-- start --

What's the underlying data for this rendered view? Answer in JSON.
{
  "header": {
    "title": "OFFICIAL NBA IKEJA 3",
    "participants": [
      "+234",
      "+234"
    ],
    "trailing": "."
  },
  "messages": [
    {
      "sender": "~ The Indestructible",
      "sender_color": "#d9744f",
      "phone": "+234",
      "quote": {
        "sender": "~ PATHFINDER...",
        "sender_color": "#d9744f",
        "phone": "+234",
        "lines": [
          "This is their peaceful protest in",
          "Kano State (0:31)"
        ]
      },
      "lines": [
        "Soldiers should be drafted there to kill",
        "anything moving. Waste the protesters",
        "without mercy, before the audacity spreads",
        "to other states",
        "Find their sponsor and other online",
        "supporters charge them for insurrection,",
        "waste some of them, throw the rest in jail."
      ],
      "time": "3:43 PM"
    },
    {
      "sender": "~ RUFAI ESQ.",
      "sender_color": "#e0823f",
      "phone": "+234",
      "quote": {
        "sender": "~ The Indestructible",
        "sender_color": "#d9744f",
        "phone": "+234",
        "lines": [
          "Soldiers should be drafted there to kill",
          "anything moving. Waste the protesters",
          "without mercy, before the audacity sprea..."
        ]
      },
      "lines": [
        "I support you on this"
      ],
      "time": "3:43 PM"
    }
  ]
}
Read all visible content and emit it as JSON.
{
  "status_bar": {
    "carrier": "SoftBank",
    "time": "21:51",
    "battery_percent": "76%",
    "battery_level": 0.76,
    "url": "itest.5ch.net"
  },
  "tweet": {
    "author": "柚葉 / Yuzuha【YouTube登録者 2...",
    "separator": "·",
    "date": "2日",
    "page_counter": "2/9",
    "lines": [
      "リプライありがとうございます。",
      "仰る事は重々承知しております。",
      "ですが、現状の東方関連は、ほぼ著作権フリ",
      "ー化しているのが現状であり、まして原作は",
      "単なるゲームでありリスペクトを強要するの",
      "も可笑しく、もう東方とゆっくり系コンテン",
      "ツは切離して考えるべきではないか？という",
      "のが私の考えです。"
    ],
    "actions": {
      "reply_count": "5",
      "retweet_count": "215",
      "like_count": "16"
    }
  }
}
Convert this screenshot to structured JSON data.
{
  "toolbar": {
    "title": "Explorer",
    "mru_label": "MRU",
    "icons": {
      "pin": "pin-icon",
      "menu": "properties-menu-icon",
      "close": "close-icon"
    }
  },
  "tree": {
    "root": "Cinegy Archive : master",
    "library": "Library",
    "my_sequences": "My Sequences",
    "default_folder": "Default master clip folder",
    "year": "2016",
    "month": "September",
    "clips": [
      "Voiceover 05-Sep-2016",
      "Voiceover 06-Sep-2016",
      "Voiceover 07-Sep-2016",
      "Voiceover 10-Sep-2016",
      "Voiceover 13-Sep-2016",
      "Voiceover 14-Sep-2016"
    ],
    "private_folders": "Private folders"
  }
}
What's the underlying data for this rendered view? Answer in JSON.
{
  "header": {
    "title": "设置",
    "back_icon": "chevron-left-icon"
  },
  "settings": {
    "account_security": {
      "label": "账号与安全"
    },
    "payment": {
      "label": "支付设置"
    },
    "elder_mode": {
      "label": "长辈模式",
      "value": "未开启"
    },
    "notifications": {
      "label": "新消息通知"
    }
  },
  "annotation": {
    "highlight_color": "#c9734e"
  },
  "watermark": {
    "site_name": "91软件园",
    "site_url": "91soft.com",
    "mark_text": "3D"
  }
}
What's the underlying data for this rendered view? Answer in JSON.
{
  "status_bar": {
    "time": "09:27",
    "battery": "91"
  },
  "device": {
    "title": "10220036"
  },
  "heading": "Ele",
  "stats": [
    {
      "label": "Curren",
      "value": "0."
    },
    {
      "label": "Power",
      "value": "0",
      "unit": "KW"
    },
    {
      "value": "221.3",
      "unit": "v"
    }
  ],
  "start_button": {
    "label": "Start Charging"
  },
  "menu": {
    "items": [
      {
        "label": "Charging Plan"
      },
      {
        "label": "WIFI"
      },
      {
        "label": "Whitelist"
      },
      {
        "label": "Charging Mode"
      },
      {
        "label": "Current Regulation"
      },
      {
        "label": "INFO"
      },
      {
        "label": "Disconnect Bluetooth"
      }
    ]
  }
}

-- end --

Given request:
Set out the complete listing exactly as shown.

Task response:
What's the underlying data for this rendered view? Answer in JSON.
{
  "header": {
    "title": "OFFICIAL NBA IKEJA 3",
    "participants": [
      "+234",
      "+234"
    ],
    "trailing": "."
  },
  "messages": [
    {
      "sender": "~ The Indestructible",
      "sender_color": "#d9744f",
      "phone": "+234",
      "quote": {
        "sender": "~ PATHFINDER...",
        "sender_color": "#d9744f",
        "phone": "+234",
        "lines": [
          "This is their peaceful protest in",
          "Kano State (0:31)"
        ]
      },
      "lines": [
        "Soldiers should be drafted there to kill",
        "anything moving. Waste the protesters",
        "without mercy, before the audacity spreads",
        "to other states",
        "Find their sponsor and other online",
        "supporters charge them for insurrection,",
        "waste some of them, throw the rest in jail."
      ],
      "time": "3:43 PM"
    },
    {
      "sender": "~ RUFAI ESQ.",
      "sender_color": "#e0823f",
      "phone": "+234",
      "quote": {
        "sender": "~ The Indestructible",
        "sender_color": "#d9744f",
        "phone": "+234",
        "lines": [
          "Soldiers should be drafted there to kill",
          "anything moving. Waste the protesters",
          "without mercy, before the audacity sprea..."
        ]
      },
      "lines": [
        "I support you on this"
      ],
      "time": "3:43 PM"
    }
  ]
}
Read all visible content and emit it as JSON.
{
  "status_bar": {
    "carrier": "SoftBank",
    "time": "21:51",
    "battery_percent": "76%",
    "battery_level": 0.76,
    "url": "itest.5ch.net"
  },
  "tweet": {
    "author": "柚葉 / Yuzuha【YouTube登録者 2...",
    "separator": "·",
    "date": "2日",
    "page_counter": "2/9",
    "lines": [
      "リプライありがとうございます。",
      "仰る事は重々承知しております。",
      "ですが、現状の東方関連は、ほぼ著作権フリ",
      "ー化しているのが現状であり、まして原作は",
      "単なるゲームでありリスペクトを強要するの",
      "も可笑しく、もう東方とゆっくり系コンテン",
      "ツは切離して考えるべきではないか？という",
      "のが私の考えです。"
    ],
    "actions": {
      "reply_count": "5",
      "retweet_count": "215",
      "like_count": "16"
    }
  }
}
Convert this screenshot to structured JSON data.
{
  "toolbar": {
    "title": "Explorer",
    "mru_label": "MRU",
    "icons": {
      "pin": "pin-icon",
      "menu": "properties-menu-icon",
      "close": "close-icon"
    }
  },
  "tree": {
    "root": "Cinegy Archive : master",
    "library": "Library",
    "my_sequences": "My Sequences",
    "default_folder": "Default master clip folder",
    "year": "2016",
    "month": "September",
    "clips": [
      "Voiceover 05-Sep-2016",
      "Voiceover 06-Sep-2016",
      "Voiceover 07-Sep-2016",
      "Voiceover 10-Sep-2016",
      "Voiceover 13-Sep-2016",
      "Voiceover 14-Sep-2016"
    ],
    "private_folders": "Private folders"
  }
}
What's the underlying data for this rendered view? Answer in JSON.
{
  "header": {
    "title": "设置",
    "back_icon": "chevron-left-icon"
  },
  "settings": {
    "account_security": {
      "label": "账号与安全"
    },
    "payment": {
      "label": "支付设置"
    },
    "elder_mode": {
      "label": "长辈模式",
      "value": "未开启"
    },
    "notifications": {
      "label": "新消息通知"
    }
  },
  "annotation": {
    "highlight_color": "#c9734e"
  },
  "watermark": {
    "site_name": "91软件园",
    "site_url": "91soft.com",
    "mark_text": "3D"
  }
}
What's the underlying data for this rendered view? Answer in JSON.
{
  "status_bar": {
    "time": "09:27",
    "battery": "91"
  },
  "device": {
    "title": "10220036"
  },
  "heading": "Ele",
  "stats": [
    {
      "label": "Curren",
      "value": "0."
    },
    {
      "label": "Power",
      "value": "0",
      "unit": "KW"
    },
    {
      "value": "221.3",
      "unit": "v"
    }
  ],
  "start_button": {
    "label": "Start Charging"
  },
  "menu": {
    "items": [
      {
        "label": "Charging Plan"
      },
      {
        "label": "WIFI"
      },
      {
        "label": "Whitelist"
      },
      {
        "label": "Charging Mode"
      },
      {
        "label": "Current Regulation"
      },
      {
        "label": "INFO"
      },
      {
        "label": "Disconnect Bluetooth"
      }
    ]
  }
}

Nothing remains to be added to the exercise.